* **Given exercise**
Pick out every line of the entries below where "geothermal" occurs, and copy those lines.

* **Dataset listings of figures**
BEGIN

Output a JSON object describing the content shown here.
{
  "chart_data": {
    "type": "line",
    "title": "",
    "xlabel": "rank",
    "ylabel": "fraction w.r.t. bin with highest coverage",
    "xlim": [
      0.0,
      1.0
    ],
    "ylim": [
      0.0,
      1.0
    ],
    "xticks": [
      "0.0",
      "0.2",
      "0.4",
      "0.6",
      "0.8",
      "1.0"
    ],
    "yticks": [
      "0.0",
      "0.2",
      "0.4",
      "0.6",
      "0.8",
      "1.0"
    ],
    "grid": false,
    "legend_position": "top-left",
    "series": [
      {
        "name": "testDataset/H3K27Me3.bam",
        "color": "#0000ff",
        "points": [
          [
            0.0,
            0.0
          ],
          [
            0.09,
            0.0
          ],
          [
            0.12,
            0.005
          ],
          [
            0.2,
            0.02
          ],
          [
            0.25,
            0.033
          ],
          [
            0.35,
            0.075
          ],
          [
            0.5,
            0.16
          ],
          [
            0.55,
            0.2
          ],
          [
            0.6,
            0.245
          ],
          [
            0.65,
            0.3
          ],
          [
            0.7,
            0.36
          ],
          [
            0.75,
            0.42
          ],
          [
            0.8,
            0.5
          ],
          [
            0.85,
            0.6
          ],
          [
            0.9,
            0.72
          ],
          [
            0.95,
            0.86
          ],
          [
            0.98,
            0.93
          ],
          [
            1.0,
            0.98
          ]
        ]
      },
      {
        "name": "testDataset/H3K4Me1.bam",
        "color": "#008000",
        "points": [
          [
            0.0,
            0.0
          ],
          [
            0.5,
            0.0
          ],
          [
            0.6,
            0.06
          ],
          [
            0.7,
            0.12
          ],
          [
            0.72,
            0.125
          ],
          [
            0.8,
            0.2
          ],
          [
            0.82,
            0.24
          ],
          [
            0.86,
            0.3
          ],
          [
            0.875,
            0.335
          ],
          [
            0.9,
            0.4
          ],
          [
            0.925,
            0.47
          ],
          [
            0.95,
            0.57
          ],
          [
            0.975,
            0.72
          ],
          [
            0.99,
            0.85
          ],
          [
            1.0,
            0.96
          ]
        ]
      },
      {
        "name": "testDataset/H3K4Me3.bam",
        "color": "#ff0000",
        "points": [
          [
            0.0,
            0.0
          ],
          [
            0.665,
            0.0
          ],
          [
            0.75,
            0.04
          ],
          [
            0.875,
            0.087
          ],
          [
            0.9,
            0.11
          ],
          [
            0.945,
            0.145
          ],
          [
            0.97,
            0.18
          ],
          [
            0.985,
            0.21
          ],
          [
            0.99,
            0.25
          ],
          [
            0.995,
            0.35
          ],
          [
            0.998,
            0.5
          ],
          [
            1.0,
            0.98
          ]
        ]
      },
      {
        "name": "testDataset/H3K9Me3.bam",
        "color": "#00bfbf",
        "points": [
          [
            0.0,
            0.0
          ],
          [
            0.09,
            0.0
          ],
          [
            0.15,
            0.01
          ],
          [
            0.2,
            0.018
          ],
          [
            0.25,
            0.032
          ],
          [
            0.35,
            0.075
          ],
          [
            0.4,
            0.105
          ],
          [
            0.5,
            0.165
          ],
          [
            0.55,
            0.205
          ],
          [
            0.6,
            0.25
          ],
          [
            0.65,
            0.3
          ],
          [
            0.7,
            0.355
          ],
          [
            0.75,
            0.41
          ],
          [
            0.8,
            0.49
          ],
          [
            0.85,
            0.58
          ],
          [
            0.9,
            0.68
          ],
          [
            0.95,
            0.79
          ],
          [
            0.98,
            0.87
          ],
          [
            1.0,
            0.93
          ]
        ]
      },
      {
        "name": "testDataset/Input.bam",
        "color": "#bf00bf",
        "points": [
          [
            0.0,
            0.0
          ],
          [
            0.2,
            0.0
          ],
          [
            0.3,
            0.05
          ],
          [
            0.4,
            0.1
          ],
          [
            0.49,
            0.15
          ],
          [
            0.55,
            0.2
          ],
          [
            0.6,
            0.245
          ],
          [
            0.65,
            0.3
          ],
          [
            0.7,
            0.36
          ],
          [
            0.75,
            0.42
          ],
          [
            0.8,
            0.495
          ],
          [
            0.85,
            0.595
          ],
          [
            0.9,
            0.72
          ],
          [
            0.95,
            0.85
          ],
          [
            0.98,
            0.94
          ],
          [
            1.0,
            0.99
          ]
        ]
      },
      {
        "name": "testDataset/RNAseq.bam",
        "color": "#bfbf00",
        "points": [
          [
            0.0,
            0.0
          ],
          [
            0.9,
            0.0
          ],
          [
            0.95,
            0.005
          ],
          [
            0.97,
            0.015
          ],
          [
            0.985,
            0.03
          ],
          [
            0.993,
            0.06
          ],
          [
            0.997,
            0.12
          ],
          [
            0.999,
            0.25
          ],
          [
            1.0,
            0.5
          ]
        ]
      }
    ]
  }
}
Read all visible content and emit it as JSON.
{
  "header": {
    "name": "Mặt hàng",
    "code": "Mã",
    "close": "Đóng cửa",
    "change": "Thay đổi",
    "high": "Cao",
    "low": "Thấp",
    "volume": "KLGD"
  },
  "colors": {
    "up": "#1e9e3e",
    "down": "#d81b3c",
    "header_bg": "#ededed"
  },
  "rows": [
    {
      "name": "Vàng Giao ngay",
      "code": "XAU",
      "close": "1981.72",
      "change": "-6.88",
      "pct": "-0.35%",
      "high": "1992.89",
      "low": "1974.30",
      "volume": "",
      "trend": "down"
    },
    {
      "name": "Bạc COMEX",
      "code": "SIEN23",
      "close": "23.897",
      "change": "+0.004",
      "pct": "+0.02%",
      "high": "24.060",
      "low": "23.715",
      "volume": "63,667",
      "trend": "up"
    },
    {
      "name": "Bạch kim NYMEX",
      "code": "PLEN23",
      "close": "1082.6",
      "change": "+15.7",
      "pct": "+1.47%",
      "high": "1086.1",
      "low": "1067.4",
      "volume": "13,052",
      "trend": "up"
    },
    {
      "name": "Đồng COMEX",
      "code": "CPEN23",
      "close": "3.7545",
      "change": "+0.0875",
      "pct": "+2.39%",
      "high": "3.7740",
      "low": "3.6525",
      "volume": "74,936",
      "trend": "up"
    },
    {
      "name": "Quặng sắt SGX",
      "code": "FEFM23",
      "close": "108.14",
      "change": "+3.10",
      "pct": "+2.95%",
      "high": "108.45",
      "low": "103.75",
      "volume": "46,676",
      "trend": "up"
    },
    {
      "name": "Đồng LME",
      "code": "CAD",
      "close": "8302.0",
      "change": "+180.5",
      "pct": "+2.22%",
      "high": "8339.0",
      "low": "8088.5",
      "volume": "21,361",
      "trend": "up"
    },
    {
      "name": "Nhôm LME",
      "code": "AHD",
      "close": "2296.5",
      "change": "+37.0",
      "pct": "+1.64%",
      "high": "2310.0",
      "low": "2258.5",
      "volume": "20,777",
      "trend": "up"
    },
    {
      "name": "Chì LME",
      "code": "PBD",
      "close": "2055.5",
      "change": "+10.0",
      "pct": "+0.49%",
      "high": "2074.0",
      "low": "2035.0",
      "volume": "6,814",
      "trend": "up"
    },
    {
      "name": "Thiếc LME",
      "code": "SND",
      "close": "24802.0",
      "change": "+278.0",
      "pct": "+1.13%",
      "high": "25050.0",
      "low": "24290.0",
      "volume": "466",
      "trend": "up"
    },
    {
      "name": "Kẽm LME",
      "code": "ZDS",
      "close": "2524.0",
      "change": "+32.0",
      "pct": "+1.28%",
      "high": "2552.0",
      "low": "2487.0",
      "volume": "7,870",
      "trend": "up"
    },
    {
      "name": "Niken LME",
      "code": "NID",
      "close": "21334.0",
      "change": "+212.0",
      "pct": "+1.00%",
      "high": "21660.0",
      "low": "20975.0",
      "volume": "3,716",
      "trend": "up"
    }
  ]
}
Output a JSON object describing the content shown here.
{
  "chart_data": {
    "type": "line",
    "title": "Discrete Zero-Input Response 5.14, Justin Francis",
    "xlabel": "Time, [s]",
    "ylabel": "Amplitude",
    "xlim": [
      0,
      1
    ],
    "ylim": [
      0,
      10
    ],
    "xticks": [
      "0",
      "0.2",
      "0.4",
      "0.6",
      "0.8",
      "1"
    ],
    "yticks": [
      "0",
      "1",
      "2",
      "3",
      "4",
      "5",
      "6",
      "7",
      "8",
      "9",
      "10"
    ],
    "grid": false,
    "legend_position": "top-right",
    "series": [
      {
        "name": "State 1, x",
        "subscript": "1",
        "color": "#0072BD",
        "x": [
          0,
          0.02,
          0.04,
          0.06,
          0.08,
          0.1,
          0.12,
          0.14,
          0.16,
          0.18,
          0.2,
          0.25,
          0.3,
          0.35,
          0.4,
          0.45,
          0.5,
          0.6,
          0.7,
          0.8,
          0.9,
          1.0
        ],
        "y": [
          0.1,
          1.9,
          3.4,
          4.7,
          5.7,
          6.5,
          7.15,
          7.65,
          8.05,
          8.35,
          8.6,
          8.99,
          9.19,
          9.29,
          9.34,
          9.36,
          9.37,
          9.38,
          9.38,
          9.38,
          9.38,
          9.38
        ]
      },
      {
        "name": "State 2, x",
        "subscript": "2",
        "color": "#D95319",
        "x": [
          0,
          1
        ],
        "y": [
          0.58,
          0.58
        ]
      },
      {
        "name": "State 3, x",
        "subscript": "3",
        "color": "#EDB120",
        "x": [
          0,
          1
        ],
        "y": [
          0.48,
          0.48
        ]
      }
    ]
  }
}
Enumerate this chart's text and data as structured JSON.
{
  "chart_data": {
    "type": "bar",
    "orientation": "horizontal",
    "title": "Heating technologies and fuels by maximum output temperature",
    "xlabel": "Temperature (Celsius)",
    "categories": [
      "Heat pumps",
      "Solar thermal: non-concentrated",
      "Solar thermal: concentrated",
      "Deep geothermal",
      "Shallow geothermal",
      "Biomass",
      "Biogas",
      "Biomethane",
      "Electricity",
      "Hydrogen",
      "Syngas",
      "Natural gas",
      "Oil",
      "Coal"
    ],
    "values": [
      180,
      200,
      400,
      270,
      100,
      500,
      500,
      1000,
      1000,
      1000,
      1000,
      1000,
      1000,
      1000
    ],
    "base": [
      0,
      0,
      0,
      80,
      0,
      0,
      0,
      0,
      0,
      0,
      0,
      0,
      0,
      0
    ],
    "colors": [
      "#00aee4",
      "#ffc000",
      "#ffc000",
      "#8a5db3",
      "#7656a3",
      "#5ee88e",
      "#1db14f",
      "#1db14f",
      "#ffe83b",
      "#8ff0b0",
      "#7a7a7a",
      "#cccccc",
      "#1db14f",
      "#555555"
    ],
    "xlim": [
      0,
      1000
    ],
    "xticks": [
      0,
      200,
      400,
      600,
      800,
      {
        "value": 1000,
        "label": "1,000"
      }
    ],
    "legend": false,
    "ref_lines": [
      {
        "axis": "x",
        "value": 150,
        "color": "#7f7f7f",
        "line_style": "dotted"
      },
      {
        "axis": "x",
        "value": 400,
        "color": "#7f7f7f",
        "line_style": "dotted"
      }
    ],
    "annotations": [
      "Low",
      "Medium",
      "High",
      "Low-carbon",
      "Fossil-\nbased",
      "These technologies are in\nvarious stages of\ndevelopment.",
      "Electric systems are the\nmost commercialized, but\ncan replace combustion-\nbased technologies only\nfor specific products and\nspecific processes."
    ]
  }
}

END

* **Solution to this task**
      "Deep geothermal",
      "Shallow geothermal",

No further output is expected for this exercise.